INSTRUCTIONS FOR THE TASK :: Gather all lines in the data that hold the string "Years".

* Start INPUT DATA *

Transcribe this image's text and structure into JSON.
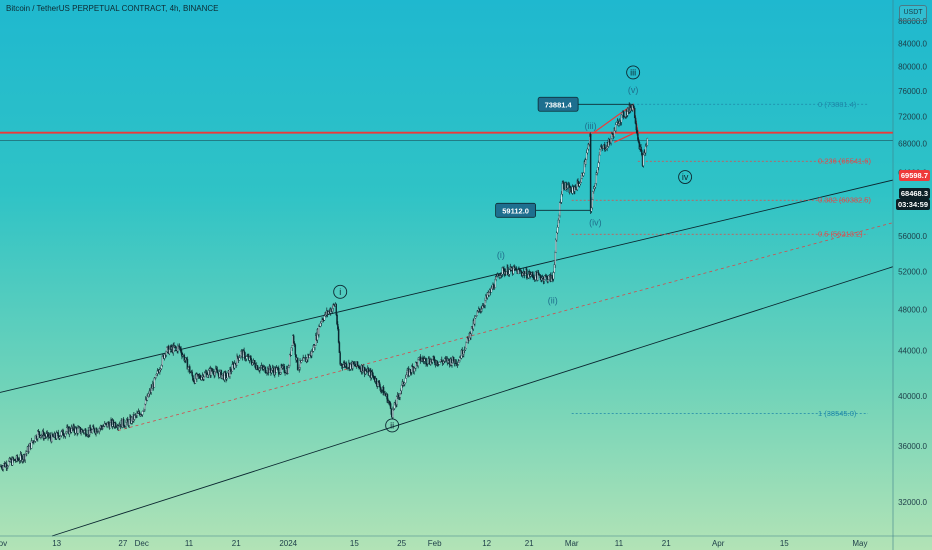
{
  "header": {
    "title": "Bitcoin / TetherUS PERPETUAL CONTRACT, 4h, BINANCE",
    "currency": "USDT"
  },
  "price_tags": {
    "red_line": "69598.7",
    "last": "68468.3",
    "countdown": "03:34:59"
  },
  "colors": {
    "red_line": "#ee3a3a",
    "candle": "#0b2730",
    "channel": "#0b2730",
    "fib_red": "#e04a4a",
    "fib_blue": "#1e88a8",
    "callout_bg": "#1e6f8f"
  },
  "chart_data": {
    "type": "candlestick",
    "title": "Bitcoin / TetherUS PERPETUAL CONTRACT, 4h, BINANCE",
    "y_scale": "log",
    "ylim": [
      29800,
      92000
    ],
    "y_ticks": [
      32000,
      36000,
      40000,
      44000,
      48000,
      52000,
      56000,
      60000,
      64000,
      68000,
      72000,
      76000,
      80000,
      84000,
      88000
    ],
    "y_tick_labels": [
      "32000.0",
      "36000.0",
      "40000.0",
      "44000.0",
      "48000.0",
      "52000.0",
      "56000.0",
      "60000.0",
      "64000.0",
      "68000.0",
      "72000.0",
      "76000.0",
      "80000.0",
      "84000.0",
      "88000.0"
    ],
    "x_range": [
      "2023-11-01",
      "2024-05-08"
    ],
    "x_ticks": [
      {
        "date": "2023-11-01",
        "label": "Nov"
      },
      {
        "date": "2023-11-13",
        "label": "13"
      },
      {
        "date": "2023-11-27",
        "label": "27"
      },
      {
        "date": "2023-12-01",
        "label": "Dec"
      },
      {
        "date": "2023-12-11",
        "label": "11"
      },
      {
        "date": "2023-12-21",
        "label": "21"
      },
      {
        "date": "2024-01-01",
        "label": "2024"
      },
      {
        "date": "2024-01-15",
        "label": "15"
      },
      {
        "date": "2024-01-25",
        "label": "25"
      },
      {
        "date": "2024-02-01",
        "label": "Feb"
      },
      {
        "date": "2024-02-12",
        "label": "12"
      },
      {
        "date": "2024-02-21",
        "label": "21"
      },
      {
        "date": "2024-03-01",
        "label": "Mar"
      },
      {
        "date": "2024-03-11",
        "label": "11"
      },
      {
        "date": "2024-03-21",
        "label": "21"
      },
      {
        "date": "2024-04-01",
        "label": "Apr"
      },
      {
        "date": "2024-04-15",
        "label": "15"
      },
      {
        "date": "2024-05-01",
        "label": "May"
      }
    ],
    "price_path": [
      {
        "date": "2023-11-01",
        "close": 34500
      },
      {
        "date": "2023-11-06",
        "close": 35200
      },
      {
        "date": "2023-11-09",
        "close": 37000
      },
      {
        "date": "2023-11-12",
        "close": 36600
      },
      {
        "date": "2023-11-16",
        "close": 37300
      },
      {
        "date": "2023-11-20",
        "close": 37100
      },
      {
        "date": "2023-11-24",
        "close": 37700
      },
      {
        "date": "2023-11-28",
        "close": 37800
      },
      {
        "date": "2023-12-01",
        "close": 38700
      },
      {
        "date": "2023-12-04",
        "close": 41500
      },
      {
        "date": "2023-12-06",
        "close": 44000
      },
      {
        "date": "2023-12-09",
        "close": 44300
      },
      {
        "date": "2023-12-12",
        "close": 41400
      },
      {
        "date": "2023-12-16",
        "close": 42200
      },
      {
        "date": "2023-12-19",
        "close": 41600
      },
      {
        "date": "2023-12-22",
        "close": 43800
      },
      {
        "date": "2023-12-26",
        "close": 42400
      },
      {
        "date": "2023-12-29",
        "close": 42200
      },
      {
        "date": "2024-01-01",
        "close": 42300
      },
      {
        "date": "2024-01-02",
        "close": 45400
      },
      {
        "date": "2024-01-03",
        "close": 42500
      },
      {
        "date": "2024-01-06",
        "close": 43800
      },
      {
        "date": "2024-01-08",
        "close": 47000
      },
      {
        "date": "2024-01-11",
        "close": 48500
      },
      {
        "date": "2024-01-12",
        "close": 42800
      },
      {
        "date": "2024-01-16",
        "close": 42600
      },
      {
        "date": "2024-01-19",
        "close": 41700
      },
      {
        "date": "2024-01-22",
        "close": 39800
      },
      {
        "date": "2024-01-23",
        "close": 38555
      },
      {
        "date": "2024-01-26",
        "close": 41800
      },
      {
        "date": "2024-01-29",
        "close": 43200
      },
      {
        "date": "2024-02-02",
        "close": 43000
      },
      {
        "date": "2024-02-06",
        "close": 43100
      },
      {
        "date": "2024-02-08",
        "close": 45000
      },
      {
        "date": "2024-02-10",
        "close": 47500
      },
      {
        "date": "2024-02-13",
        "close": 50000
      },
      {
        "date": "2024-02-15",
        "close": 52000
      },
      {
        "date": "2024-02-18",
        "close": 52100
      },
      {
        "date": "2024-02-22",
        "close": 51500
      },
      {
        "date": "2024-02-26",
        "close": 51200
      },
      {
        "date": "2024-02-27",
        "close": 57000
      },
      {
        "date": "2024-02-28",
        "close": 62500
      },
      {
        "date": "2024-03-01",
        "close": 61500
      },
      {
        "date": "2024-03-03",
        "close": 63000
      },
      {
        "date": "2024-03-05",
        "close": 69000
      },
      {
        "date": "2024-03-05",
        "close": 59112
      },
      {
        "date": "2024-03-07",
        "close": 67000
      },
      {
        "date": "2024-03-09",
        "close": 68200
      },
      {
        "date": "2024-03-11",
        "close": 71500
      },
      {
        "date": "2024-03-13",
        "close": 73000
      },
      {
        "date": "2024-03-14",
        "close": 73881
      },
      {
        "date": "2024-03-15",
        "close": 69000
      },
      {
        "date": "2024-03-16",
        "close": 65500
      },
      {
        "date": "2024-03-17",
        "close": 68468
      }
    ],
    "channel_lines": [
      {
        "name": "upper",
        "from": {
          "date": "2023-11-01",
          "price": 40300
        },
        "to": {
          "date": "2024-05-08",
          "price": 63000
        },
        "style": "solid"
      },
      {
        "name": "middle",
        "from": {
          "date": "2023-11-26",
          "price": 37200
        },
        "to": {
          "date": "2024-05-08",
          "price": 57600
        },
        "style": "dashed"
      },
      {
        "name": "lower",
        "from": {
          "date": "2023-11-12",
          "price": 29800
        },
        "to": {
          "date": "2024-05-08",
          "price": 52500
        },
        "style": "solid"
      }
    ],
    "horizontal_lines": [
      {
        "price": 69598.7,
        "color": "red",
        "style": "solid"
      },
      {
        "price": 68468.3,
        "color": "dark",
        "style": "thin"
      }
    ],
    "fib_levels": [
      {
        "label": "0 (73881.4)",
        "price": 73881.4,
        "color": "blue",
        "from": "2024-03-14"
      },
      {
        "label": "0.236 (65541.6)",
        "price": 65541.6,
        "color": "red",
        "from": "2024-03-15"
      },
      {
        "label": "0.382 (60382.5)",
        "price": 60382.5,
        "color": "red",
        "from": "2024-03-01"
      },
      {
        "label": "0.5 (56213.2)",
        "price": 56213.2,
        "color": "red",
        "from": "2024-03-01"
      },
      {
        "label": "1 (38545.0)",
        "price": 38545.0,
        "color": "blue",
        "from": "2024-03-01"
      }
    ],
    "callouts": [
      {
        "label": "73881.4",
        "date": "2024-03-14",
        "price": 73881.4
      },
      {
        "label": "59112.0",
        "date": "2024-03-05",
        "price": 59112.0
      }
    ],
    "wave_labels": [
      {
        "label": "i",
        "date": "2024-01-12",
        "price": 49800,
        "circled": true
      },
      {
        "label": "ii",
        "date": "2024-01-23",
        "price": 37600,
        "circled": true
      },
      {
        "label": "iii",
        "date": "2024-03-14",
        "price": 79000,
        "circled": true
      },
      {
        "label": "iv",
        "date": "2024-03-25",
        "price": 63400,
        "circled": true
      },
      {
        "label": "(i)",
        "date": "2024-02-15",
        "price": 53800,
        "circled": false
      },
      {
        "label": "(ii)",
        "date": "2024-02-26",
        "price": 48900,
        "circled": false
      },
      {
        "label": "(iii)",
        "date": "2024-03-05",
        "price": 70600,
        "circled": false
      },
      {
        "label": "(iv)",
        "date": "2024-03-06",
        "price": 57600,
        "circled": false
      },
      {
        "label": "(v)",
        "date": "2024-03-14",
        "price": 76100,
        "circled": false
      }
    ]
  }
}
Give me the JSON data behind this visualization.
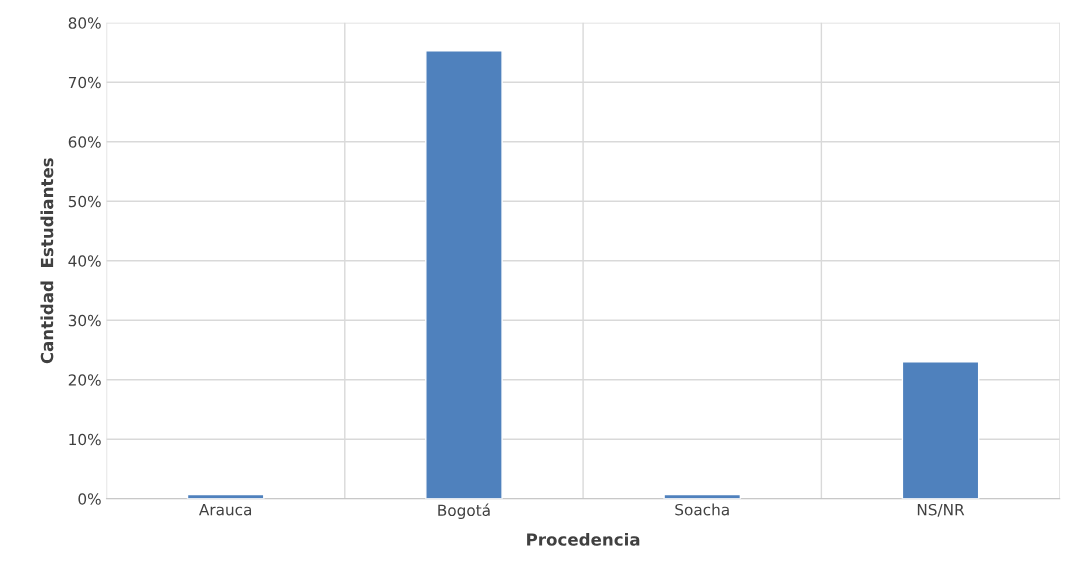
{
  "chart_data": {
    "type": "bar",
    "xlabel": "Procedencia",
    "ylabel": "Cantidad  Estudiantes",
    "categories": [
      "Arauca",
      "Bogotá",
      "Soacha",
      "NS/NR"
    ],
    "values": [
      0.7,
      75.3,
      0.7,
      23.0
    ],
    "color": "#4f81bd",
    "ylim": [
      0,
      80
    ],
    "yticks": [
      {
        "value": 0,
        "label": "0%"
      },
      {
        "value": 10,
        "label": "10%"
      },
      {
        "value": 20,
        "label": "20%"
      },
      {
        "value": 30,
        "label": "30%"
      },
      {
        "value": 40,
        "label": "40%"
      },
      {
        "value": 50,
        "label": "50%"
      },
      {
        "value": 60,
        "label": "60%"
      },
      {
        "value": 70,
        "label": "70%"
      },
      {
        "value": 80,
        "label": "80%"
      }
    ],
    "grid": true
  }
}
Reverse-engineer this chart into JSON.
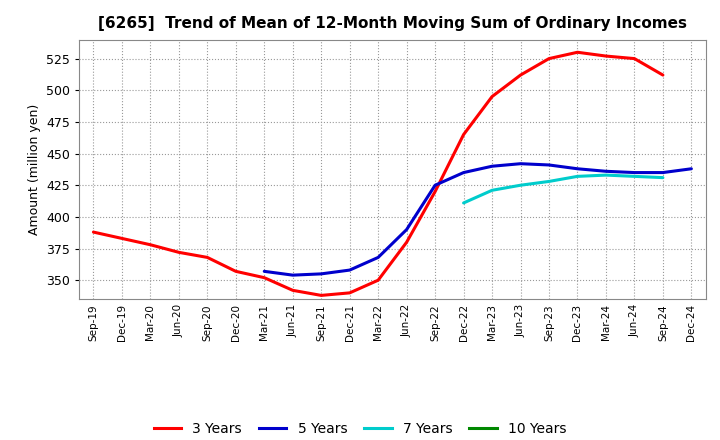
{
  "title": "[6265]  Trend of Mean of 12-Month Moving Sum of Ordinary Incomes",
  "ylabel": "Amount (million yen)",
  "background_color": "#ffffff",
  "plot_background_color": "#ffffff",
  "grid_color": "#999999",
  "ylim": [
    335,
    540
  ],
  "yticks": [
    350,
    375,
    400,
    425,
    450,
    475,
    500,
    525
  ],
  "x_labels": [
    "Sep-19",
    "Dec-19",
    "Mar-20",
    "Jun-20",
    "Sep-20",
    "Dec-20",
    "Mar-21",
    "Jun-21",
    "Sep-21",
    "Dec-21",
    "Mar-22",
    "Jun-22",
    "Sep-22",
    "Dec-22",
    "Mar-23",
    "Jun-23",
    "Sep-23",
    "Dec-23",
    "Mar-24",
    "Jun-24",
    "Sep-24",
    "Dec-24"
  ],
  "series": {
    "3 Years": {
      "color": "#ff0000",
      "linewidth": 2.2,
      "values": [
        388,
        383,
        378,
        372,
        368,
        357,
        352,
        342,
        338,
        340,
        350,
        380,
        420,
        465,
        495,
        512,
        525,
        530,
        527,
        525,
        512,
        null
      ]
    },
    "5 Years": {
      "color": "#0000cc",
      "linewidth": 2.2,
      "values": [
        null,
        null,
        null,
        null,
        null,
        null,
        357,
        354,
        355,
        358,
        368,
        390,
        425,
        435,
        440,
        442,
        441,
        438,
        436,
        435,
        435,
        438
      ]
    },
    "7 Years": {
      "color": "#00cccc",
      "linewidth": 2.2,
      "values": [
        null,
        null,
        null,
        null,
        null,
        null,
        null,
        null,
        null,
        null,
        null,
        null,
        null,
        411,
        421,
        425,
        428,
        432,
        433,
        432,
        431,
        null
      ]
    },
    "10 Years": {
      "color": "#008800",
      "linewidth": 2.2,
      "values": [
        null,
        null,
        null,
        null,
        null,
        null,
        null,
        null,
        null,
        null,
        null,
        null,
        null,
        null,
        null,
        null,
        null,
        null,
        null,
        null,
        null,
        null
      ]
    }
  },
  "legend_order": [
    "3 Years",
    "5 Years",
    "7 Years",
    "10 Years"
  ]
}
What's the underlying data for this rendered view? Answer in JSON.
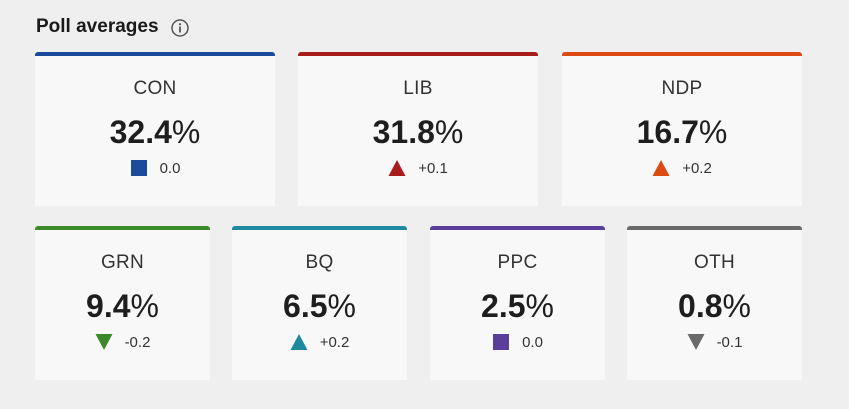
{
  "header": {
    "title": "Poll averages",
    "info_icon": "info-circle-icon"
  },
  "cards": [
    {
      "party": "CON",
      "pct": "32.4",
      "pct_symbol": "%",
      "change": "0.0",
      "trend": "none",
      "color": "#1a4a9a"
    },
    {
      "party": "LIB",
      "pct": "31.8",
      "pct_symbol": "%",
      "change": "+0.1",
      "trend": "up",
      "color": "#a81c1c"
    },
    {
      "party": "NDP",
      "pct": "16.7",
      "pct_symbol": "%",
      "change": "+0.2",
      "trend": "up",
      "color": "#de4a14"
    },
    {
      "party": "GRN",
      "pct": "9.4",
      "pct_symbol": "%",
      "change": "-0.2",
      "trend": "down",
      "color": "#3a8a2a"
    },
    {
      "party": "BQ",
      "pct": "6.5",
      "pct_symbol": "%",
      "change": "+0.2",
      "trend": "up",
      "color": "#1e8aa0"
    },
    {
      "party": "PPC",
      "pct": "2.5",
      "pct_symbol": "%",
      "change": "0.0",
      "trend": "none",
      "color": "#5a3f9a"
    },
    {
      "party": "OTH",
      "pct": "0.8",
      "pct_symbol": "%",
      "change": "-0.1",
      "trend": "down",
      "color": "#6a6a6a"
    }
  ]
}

* End INPUT DATA *

TASK OUTPUT ::
    "3 Years": {
    "5 Years": {
    "7 Years": {
    "10 Years": {
    "3 Years",
    "5 Years",
    "7 Years",
    "10 Years"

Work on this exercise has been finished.